→ EXERCISE GOAL
Gather every line of the entries that includes the word "structured".

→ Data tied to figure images
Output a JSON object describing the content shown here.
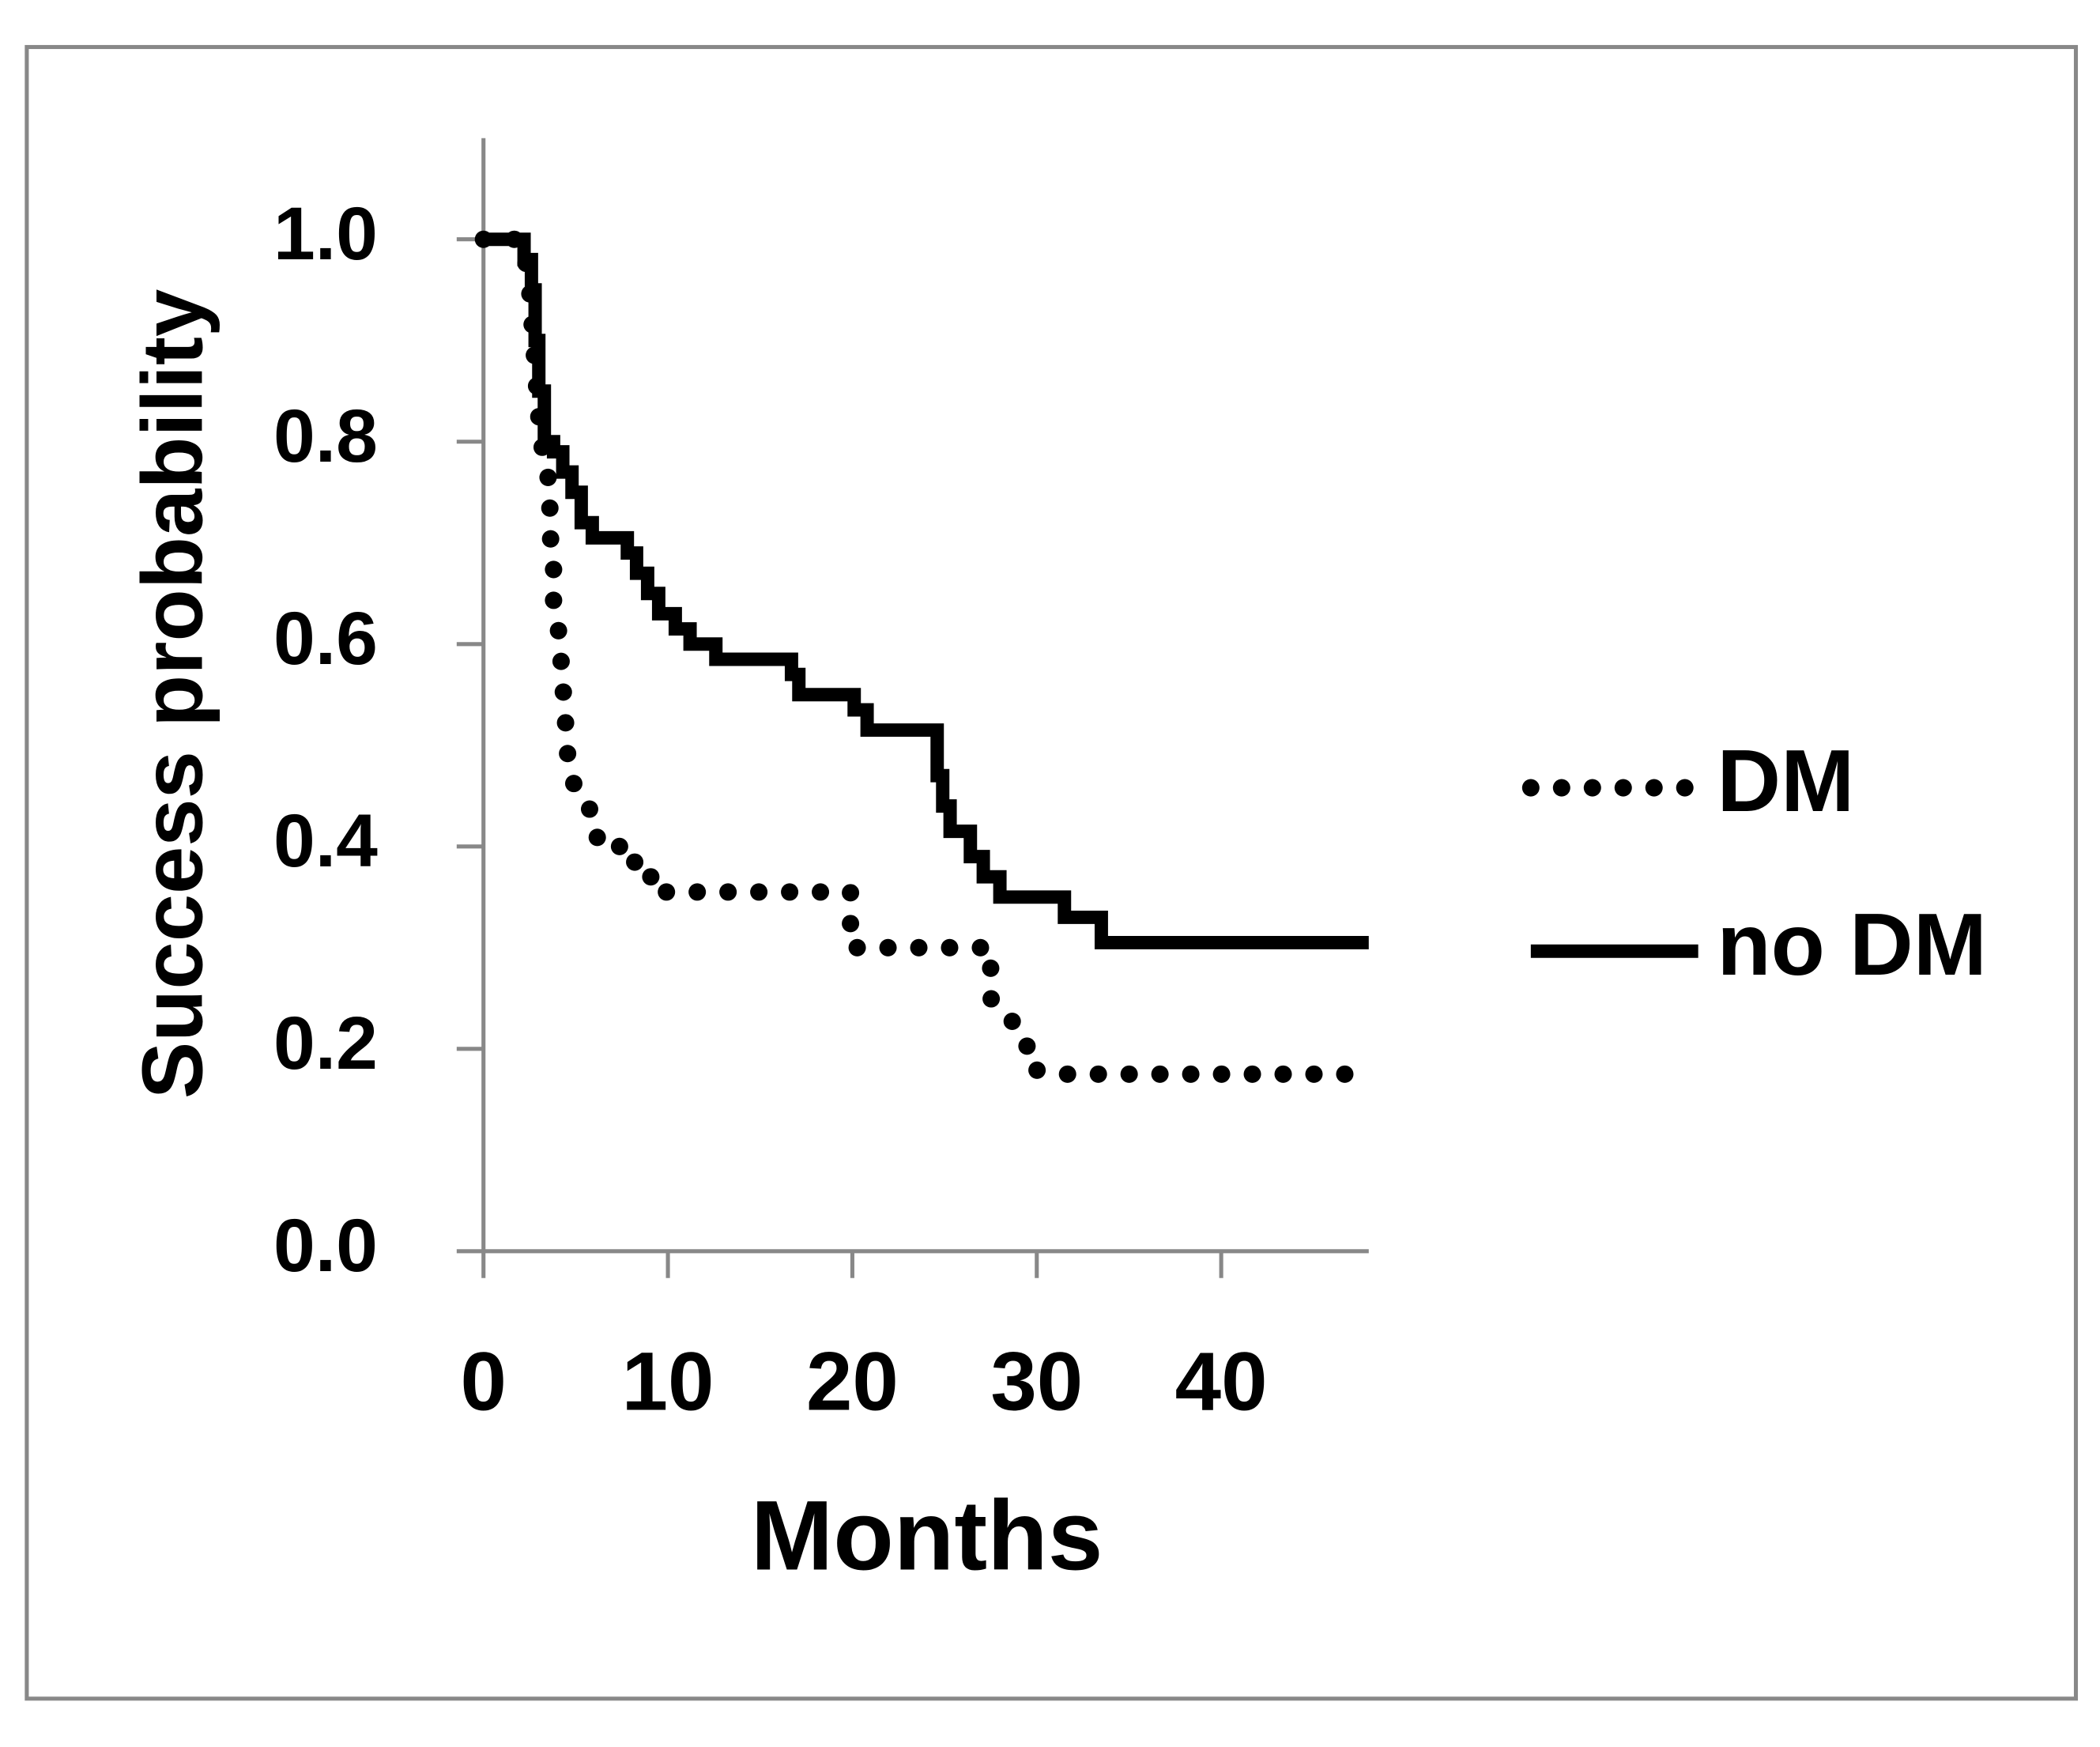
{
  "chart_data": {
    "type": "line",
    "x_label": "Months",
    "y_label": "Success probability",
    "xlim": [
      0,
      48
    ],
    "xticks": [
      0,
      10,
      20,
      30,
      40
    ],
    "ylim": [
      0,
      1.1
    ],
    "yticks": [
      {
        "value": 0,
        "label": "0.0"
      },
      {
        "value": 0.2,
        "label": "0.2"
      },
      {
        "value": 0.4,
        "label": "0.4"
      },
      {
        "value": 0.6,
        "label": "0.6"
      },
      {
        "value": 0.8,
        "label": "0.8"
      },
      {
        "value": 1,
        "label": "1.0"
      }
    ],
    "legend": "right",
    "series": [
      {
        "name": "DM",
        "color": "#000000",
        "line_style": "dotted",
        "x": [
          0,
          2,
          2.2,
          2.5,
          2.7,
          2.9,
          3.1,
          3.4,
          3.6,
          3.6,
          3.8,
          3.8,
          4.1,
          4.3,
          4.5,
          4.6,
          5.1,
          6.1,
          6.2,
          8.2,
          8.2,
          9.7,
          9.7,
          19.9,
          19.9,
          27.5,
          27.5,
          27.5,
          28.5,
          29.4,
          29.6,
          31.5,
          47
        ],
        "values": [
          1,
          1,
          0.99,
          0.95,
          0.9,
          0.85,
          0.8,
          0.78,
          0.75,
          0.71,
          0.68,
          0.64,
          0.61,
          0.56,
          0.51,
          0.48,
          0.45,
          0.43,
          0.4,
          0.4,
          0.37,
          0.37,
          0.355,
          0.355,
          0.3,
          0.3,
          0.29,
          0.25,
          0.23,
          0.215,
          0.18,
          0.175,
          0.175
        ]
      },
      {
        "name": "no DM",
        "color": "#000000",
        "line_style": "solid",
        "x": [
          0,
          2.2,
          2.2,
          2.6,
          2.6,
          2.8,
          2.8,
          3.0,
          3.0,
          3.3,
          3.3,
          3.8,
          3.8,
          4.3,
          4.3,
          4.8,
          4.8,
          5.3,
          5.3,
          5.9,
          5.9,
          7.8,
          7.8,
          8.3,
          8.3,
          8.9,
          8.9,
          9.5,
          9.5,
          10.4,
          10.4,
          11.2,
          11.2,
          12.6,
          12.6,
          16.7,
          16.7,
          17.1,
          17.1,
          20.1,
          20.1,
          20.8,
          20.8,
          24.6,
          24.6,
          24.9,
          24.9,
          25.3,
          25.3,
          26.4,
          26.4,
          27.1,
          27.1,
          28.0,
          28.0,
          31.5,
          31.5,
          33.5,
          33.5,
          48
        ],
        "values": [
          1,
          1,
          0.98,
          0.98,
          0.95,
          0.95,
          0.9,
          0.9,
          0.85,
          0.85,
          0.8,
          0.8,
          0.79,
          0.79,
          0.77,
          0.77,
          0.75,
          0.75,
          0.72,
          0.72,
          0.705,
          0.705,
          0.69,
          0.69,
          0.67,
          0.67,
          0.65,
          0.65,
          0.63,
          0.63,
          0.615,
          0.615,
          0.6,
          0.6,
          0.585,
          0.585,
          0.57,
          0.57,
          0.55,
          0.55,
          0.535,
          0.535,
          0.515,
          0.515,
          0.47,
          0.47,
          0.44,
          0.44,
          0.415,
          0.415,
          0.39,
          0.39,
          0.37,
          0.37,
          0.35,
          0.35,
          0.33,
          0.33,
          0.305,
          0.305
        ]
      }
    ]
  }
}
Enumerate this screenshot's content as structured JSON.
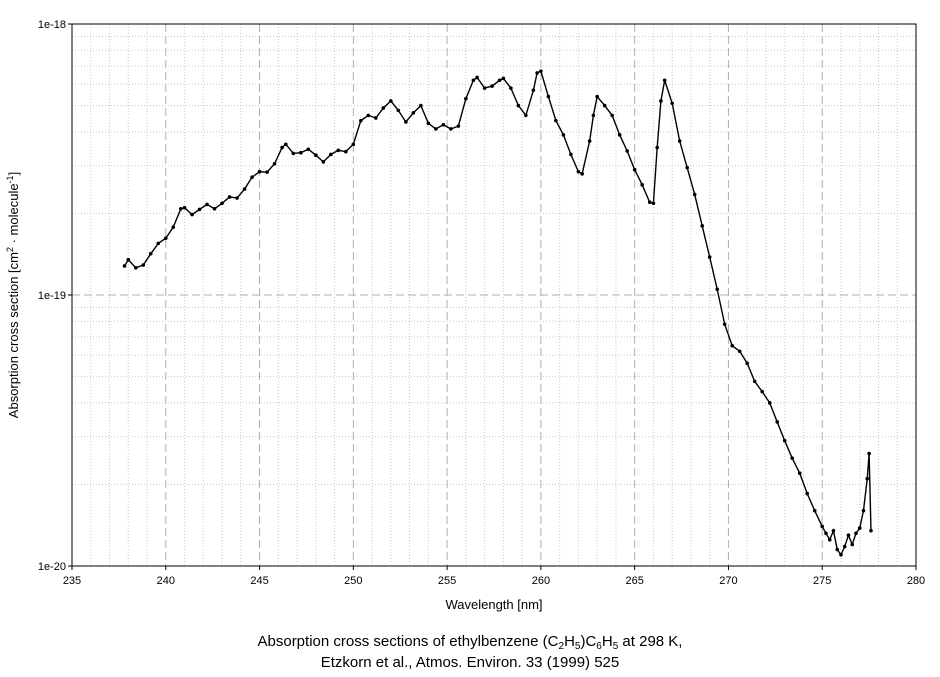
{
  "chart_data": {
    "type": "scatter",
    "title": "",
    "xlabel": "Wavelength [nm]",
    "ylabel": {
      "main": "Absorption cross section [cm",
      "sup1": "2",
      "mid": " · molecule",
      "sup2": "-1",
      "end": "]"
    },
    "xlim": [
      235,
      280
    ],
    "ylim": [
      1e-20,
      1e-18
    ],
    "yscale": "log",
    "grid": true,
    "legend": "none",
    "x_ticks": [
      235,
      240,
      245,
      250,
      255,
      260,
      265,
      270,
      275,
      280
    ],
    "x_tick_labels": [
      "235",
      "240",
      "245",
      "250",
      "255",
      "260",
      "265",
      "270",
      "275",
      "280"
    ],
    "y_ticks": [
      1e-20,
      1e-19,
      1e-18
    ],
    "y_tick_labels": [
      "1e-20",
      "1e-19",
      "1e-18"
    ],
    "series": [
      {
        "marker_color": "#000000",
        "x": [
          237.8,
          238.0,
          238.4,
          238.8,
          239.2,
          239.6,
          240.0,
          240.4,
          240.8,
          241.0,
          241.4,
          241.8,
          242.2,
          242.6,
          243.0,
          243.4,
          243.8,
          244.2,
          244.6,
          245.0,
          245.4,
          245.8,
          246.2,
          246.4,
          246.8,
          247.2,
          247.6,
          248.0,
          248.4,
          248.8,
          249.2,
          249.6,
          250.0,
          250.4,
          250.8,
          251.2,
          251.6,
          252.0,
          252.4,
          252.8,
          253.2,
          253.6,
          254.0,
          254.4,
          254.8,
          255.2,
          255.6,
          256.0,
          256.4,
          256.6,
          257.0,
          257.4,
          257.8,
          258.0,
          258.4,
          258.8,
          259.2,
          259.6,
          259.8,
          260.0,
          260.4,
          260.8,
          261.2,
          261.6,
          262.0,
          262.2,
          262.6,
          262.8,
          263.0,
          263.4,
          263.8,
          264.2,
          264.6,
          265.0,
          265.4,
          265.8,
          266.0,
          266.2,
          266.4,
          266.6,
          267.0,
          267.4,
          267.8,
          268.2,
          268.6,
          269.0,
          269.4,
          269.8,
          270.2,
          270.6,
          271.0,
          271.4,
          271.8,
          272.2,
          272.6,
          273.0,
          273.4,
          273.8,
          274.2,
          274.6,
          275.0,
          275.2,
          275.4,
          275.6,
          275.8,
          276.0,
          276.2,
          276.4,
          276.6,
          276.8,
          277.0,
          277.2,
          277.4,
          277.5,
          277.6
        ],
        "y": [
          1.28e-19,
          1.35e-19,
          1.26e-19,
          1.29e-19,
          1.42e-19,
          1.55e-19,
          1.62e-19,
          1.78e-19,
          2.08e-19,
          2.1e-19,
          1.98e-19,
          2.07e-19,
          2.16e-19,
          2.08e-19,
          2.18e-19,
          2.3e-19,
          2.28e-19,
          2.46e-19,
          2.72e-19,
          2.85e-19,
          2.84e-19,
          3.05e-19,
          3.5e-19,
          3.6e-19,
          3.33e-19,
          3.35e-19,
          3.45e-19,
          3.28e-19,
          3.1e-19,
          3.3e-19,
          3.42e-19,
          3.38e-19,
          3.6e-19,
          4.4e-19,
          4.6e-19,
          4.5e-19,
          4.9e-19,
          5.2e-19,
          4.8e-19,
          4.35e-19,
          4.7e-19,
          5e-19,
          4.3e-19,
          4.1e-19,
          4.25e-19,
          4.1e-19,
          4.2e-19,
          5.3e-19,
          6.2e-19,
          6.35e-19,
          5.8e-19,
          5.9e-19,
          6.2e-19,
          6.3e-19,
          5.8e-19,
          5e-19,
          4.6e-19,
          5.7e-19,
          6.6e-19,
          6.7e-19,
          5.4e-19,
          4.4e-19,
          3.9e-19,
          3.3e-19,
          2.85e-19,
          2.8e-19,
          3.7e-19,
          4.6e-19,
          5.4e-19,
          5e-19,
          4.6e-19,
          3.9e-19,
          3.4e-19,
          2.9e-19,
          2.55e-19,
          2.2e-19,
          2.18e-19,
          3.5e-19,
          5.2e-19,
          6.2e-19,
          5.1e-19,
          3.7e-19,
          2.95e-19,
          2.35e-19,
          1.8e-19,
          1.38e-19,
          1.05e-19,
          7.8e-20,
          6.5e-20,
          6.2e-20,
          5.6e-20,
          4.8e-20,
          4.4e-20,
          4e-20,
          3.4e-20,
          2.9e-20,
          2.5e-20,
          2.2e-20,
          1.85e-20,
          1.6e-20,
          1.4e-20,
          1.32e-20,
          1.25e-20,
          1.35e-20,
          1.15e-20,
          1.1e-20,
          1.18e-20,
          1.3e-20,
          1.2e-20,
          1.32e-20,
          1.38e-20,
          1.6e-20,
          2.1e-20,
          2.6e-20,
          1.35e-20
        ]
      }
    ]
  },
  "caption": {
    "line1_prefix": "Absorption cross sections of ethylbenzene (C",
    "line1_sub1": "2",
    "line1_h1": "H",
    "line1_sub2": "5",
    "line1_close": ")C",
    "line1_sub3": "6",
    "line1_h2": "H",
    "line1_sub4": "5",
    "line1_suffix": " at 298 K,",
    "line2": "Etzkorn et al., Atmos. Environ. 33 (1999) 525"
  }
}
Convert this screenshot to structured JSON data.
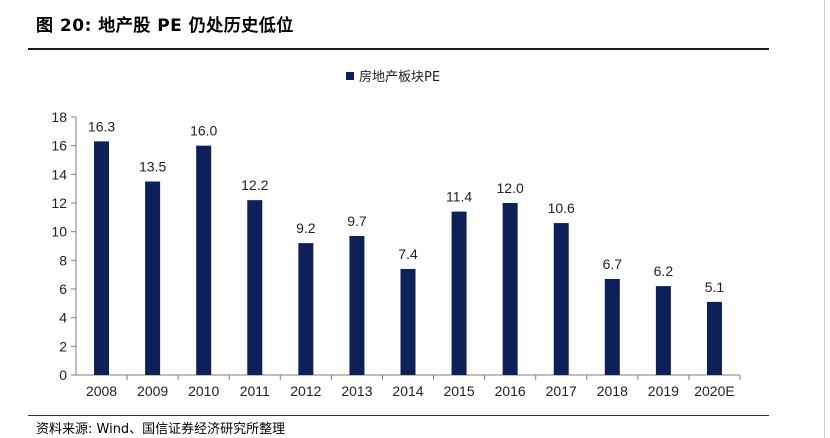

→ TASK RESULT
Enumerate this screenshot's content as structured JSON.
Convert this screenshot to structured JSON data.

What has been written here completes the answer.